• DATA IN THIS EXERCISE:
──────────────────────────────

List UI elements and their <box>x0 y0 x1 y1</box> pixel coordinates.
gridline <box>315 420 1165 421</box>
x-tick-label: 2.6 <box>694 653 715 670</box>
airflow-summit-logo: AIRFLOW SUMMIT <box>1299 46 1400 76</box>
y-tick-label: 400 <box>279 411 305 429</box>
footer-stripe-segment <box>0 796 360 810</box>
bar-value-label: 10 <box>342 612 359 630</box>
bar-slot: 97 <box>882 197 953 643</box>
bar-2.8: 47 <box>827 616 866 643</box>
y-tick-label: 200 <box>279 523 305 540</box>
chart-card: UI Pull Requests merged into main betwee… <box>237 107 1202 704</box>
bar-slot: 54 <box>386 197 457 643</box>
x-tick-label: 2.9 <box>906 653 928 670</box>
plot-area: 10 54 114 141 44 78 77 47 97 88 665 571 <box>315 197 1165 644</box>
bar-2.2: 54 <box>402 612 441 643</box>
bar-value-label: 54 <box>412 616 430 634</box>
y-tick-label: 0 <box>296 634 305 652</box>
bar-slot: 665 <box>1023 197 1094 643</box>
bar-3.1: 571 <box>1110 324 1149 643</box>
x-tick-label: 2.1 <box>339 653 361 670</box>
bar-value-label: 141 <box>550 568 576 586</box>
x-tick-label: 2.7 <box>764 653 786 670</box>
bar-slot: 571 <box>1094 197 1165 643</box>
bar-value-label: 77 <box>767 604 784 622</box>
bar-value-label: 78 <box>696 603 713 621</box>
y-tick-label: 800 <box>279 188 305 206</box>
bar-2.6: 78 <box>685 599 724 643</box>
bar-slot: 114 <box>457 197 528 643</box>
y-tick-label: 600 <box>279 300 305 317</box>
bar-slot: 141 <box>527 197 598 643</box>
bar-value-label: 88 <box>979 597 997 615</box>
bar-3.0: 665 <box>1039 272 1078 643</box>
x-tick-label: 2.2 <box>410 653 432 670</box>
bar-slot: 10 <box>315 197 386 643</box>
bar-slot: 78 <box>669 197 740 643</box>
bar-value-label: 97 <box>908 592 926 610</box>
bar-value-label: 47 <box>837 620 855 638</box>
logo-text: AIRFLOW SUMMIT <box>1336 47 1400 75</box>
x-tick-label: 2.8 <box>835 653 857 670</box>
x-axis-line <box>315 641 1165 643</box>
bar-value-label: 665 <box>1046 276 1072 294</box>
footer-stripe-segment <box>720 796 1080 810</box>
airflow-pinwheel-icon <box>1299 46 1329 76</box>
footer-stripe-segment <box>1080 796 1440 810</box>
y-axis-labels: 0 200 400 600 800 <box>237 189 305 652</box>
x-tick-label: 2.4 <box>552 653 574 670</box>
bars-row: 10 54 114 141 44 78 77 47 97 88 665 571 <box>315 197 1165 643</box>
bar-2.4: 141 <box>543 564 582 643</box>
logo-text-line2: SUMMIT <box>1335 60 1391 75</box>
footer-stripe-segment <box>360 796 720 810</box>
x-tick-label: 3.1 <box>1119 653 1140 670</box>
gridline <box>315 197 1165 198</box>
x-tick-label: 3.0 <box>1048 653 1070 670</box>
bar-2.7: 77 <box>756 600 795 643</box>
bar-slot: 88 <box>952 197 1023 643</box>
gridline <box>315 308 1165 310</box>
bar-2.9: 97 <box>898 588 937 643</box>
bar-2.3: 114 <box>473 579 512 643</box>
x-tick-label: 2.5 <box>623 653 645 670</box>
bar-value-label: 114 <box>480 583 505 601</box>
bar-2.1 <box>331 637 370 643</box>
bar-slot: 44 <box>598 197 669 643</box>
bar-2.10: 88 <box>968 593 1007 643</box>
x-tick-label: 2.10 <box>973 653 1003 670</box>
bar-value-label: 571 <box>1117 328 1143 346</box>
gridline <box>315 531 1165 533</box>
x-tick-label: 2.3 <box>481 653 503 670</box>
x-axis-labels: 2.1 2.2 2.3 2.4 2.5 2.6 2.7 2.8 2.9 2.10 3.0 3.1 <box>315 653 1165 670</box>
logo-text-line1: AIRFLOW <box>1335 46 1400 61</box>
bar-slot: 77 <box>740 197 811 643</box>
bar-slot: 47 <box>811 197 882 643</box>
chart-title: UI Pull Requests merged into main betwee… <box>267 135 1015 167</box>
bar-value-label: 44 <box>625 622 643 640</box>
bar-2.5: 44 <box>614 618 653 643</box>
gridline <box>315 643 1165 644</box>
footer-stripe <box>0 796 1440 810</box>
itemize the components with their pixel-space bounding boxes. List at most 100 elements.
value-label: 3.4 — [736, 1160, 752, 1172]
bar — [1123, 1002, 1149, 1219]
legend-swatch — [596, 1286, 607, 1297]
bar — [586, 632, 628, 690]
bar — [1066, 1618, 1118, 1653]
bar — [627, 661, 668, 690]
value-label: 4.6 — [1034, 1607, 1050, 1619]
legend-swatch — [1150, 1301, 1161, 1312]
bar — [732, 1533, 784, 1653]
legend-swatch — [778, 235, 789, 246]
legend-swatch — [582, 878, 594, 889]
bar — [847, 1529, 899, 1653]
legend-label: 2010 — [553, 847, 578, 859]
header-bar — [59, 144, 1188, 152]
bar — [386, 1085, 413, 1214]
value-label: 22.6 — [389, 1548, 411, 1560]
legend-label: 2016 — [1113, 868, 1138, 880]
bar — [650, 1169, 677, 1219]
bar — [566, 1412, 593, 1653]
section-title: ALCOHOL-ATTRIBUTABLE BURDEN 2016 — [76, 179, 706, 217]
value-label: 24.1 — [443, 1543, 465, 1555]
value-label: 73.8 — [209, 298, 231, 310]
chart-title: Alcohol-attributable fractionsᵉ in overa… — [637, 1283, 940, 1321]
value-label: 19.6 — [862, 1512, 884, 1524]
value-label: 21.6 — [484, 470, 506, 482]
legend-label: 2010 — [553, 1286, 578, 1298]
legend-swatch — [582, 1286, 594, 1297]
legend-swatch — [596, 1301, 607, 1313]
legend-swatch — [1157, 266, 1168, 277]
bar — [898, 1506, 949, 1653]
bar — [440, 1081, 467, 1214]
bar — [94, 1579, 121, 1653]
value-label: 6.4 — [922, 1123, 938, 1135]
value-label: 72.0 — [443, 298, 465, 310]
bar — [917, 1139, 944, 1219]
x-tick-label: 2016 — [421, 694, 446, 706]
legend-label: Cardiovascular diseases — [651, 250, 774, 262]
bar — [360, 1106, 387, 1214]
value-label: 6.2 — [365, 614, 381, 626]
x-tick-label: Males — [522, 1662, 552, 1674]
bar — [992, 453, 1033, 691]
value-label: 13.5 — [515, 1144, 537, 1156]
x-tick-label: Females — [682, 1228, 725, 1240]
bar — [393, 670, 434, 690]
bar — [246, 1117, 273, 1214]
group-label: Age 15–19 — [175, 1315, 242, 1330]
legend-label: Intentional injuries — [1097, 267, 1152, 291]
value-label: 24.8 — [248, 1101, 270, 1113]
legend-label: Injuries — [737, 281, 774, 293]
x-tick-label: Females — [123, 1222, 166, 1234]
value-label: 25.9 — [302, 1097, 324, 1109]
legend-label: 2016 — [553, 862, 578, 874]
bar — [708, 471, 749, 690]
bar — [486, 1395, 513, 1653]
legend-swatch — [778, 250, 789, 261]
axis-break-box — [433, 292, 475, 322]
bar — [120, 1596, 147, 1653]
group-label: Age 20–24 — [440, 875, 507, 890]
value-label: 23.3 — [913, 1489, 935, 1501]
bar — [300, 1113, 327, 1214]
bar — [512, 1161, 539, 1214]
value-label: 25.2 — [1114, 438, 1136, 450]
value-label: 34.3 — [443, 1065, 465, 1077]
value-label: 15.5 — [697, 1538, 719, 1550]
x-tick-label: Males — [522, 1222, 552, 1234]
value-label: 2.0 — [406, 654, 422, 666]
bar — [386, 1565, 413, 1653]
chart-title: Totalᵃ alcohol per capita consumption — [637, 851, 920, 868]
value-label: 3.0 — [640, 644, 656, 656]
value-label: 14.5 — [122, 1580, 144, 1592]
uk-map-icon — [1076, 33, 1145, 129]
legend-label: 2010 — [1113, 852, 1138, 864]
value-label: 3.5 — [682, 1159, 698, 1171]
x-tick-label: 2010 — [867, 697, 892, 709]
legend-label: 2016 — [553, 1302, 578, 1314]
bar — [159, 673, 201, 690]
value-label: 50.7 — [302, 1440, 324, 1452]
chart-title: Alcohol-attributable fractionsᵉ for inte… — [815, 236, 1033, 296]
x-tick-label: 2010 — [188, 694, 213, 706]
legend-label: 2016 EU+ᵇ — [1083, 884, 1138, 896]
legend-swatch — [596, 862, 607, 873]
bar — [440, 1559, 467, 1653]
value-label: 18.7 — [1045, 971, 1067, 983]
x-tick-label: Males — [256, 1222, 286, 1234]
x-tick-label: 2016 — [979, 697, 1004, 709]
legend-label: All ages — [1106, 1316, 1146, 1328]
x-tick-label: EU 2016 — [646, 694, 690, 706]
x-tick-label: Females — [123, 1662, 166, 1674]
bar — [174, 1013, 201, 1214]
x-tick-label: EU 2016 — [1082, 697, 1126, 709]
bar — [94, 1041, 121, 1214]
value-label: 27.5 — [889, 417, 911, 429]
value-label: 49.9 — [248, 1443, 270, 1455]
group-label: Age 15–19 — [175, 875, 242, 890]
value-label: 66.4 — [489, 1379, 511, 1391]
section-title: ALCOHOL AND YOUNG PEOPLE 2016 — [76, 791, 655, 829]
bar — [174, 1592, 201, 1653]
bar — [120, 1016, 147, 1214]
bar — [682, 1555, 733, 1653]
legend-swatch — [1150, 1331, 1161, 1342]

──────────────────────────────

• DIRECTIONS FOR THIS TASK:
Can you update the material from its first line through the line holding "bar-slot: 10 <box>315 197 386 643</box>", inclusive, replacing "y-tick-label" with "y-axis-tick" and leaving everything else unchanged? Return only those lines.

• TASK ANSWER:
List UI elements and their <box>x0 y0 x1 y1</box> pixel coordinates.
gridline <box>315 420 1165 421</box>
x-tick-label: 2.6 <box>694 653 715 670</box>
airflow-summit-logo: AIRFLOW SUMMIT <box>1299 46 1400 76</box>
y-axis-tick: 400 <box>279 411 305 429</box>
footer-stripe-segment <box>0 796 360 810</box>
bar-value-label: 10 <box>342 612 359 630</box>
bar-slot: 97 <box>882 197 953 643</box>
bar-2.8: 47 <box>827 616 866 643</box>
y-axis-tick: 200 <box>279 523 305 540</box>
chart-card: UI Pull Requests merged into main betwee… <box>237 107 1202 704</box>
bar-slot: 54 <box>386 197 457 643</box>
x-tick-label: 2.9 <box>906 653 928 670</box>
plot-area: 10 54 114 141 44 78 77 47 97 88 665 571 <box>315 197 1165 644</box>
bar-2.2: 54 <box>402 612 441 643</box>
bar-value-label: 54 <box>412 616 430 634</box>
y-axis-tick: 0 <box>296 634 305 652</box>
bar-slot: 665 <box>1023 197 1094 643</box>
bar-3.1: 571 <box>1110 324 1149 643</box>
x-tick-label: 2.1 <box>339 653 361 670</box>
bar-value-label: 141 <box>550 568 576 586</box>
x-tick-label: 2.7 <box>764 653 786 670</box>
bar-slot: 571 <box>1094 197 1165 643</box>
bar-value-label: 77 <box>767 604 784 622</box>
bar-value-label: 78 <box>696 603 713 621</box>
y-axis-tick: 800 <box>279 188 305 206</box>
bar-2.6: 78 <box>685 599 724 643</box>
bar-slot: 114 <box>457 197 528 643</box>
y-axis-tick: 600 <box>279 300 305 317</box>
bar-slot: 141 <box>527 197 598 643</box>
bar-value-label: 88 <box>979 597 997 615</box>
bar-3.0: 665 <box>1039 272 1078 643</box>
x-tick-label: 2.2 <box>410 653 432 670</box>
bar-slot: 10 <box>315 197 386 643</box>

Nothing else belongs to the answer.